◆ TASK OBJECTIVE
Exactly reproduce the entries, dropping any pictures from your copy.
━━━ DATA SUPPLIED
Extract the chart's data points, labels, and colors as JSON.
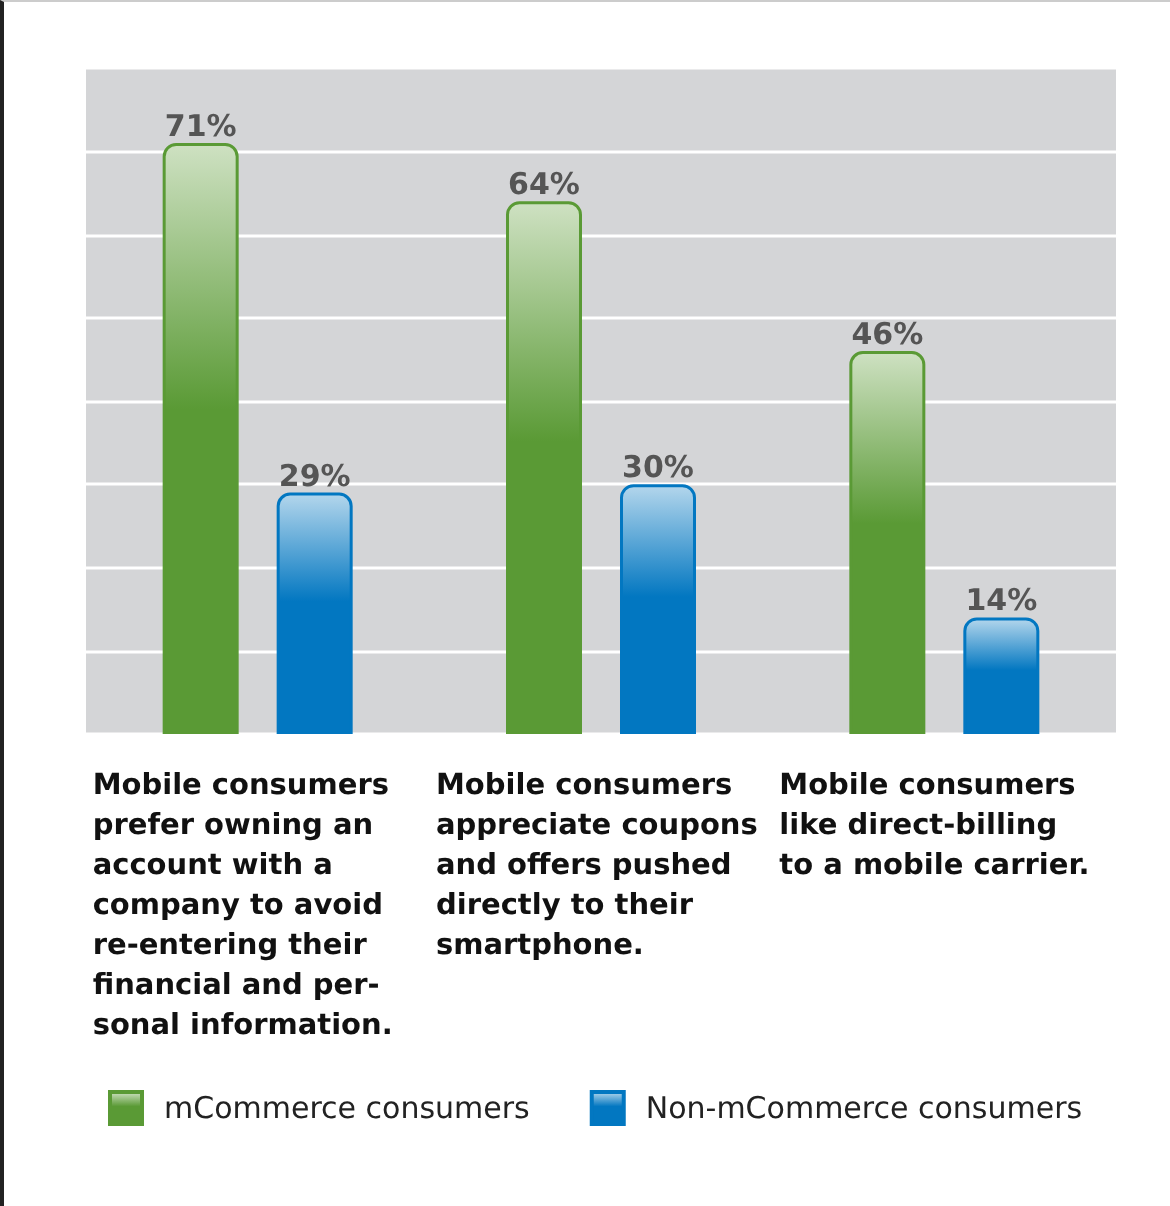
{
  "chart_data": {
    "type": "bar",
    "categories": [
      "Mobile consumers\nprefer owning an\naccount with a\ncompany to avoid\nre-entering their\nfinancial and per-\nsonal information.",
      "Mobile consumers\nappreciate coupons\nand offers pushed\ndirectly to their\nsmartphone.",
      "Mobile consumers\nlike direct-billing\nto a mobile carrier."
    ],
    "series": [
      {
        "name": "mCommerce consumers",
        "color": "#5a9a35",
        "values": [
          71,
          64,
          46
        ],
        "value_labels": [
          "71%",
          "64%",
          "46%"
        ]
      },
      {
        "name": "Non-mCommerce consumers",
        "color": "#0277c1",
        "values": [
          29,
          30,
          14
        ],
        "value_labels": [
          "29%",
          "30%",
          "14%"
        ]
      }
    ],
    "tick_labels": "x",
    "grid": "y",
    "legend": "bottom left"
  }
}
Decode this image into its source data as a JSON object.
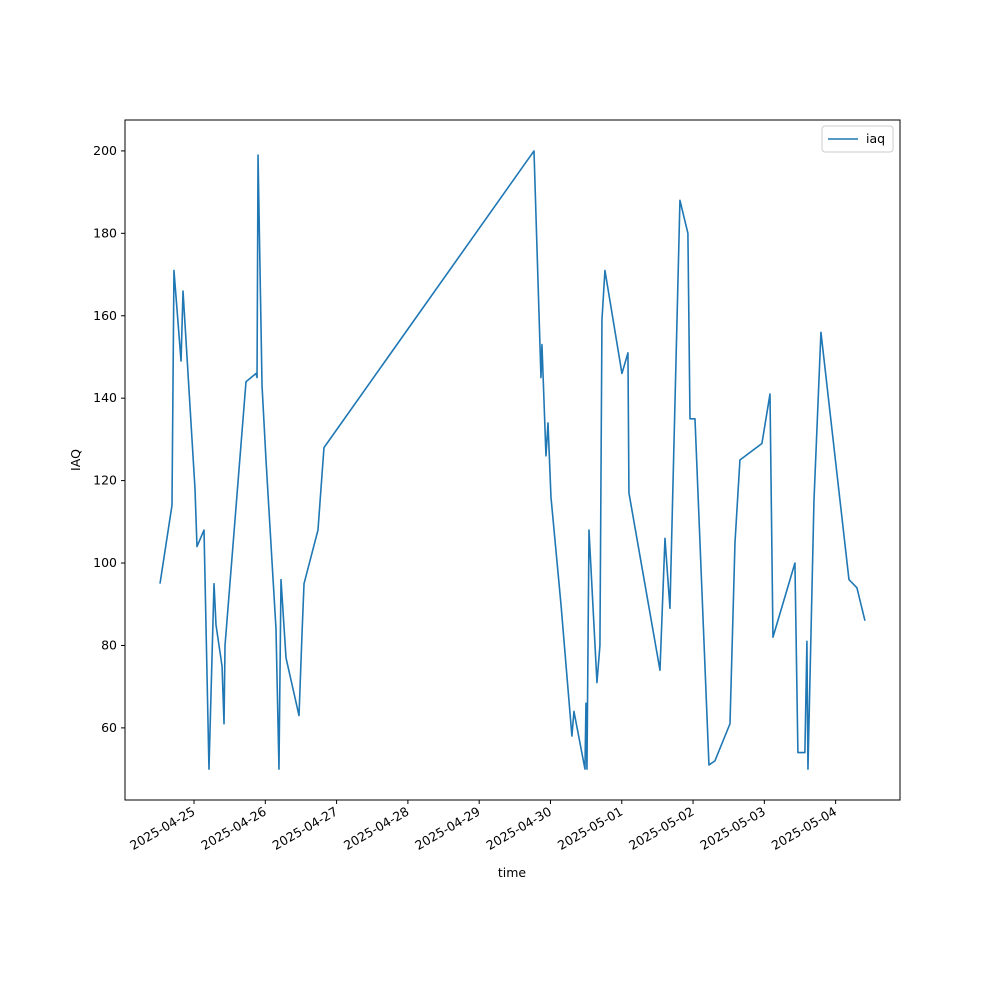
━━━━━━
◆ ANSWER TO THE TASK
Extract the chart's data points, labels, and colors as JSON.
{
  "chart_data": {
    "type": "bar",
    "categories": [
      "Mobile consumers\nprefer owning an\naccount with a\ncompany to avoid\nre-entering their\nfinancial and per-\nsonal information.",
      "Mobile consumers\nappreciate coupons\nand offers pushed\ndirectly to their\nsmartphone.",
      "Mobile consumers\nlike direct-billing\nto a mobile carrier."
    ],
    "series": [
      {
        "name": "mCommerce consumers",
        "color": "#5a9a35",
        "values": [
          71,
          64,
          46
        ],
        "value_labels": [
          "71%",
          "64%",
          "46%"
        ]
      },
      {
        "name": "Non-mCommerce consumers",
        "color": "#0277c1",
        "values": [
          29,
          30,
          14
        ],
        "value_labels": [
          "29%",
          "30%",
          "14%"
        ]
      }
    ],
    "tick_labels": "x",
    "grid": "y",
    "legend": "bottom left"
  }
}
Decode this image into its source data as a JSON object.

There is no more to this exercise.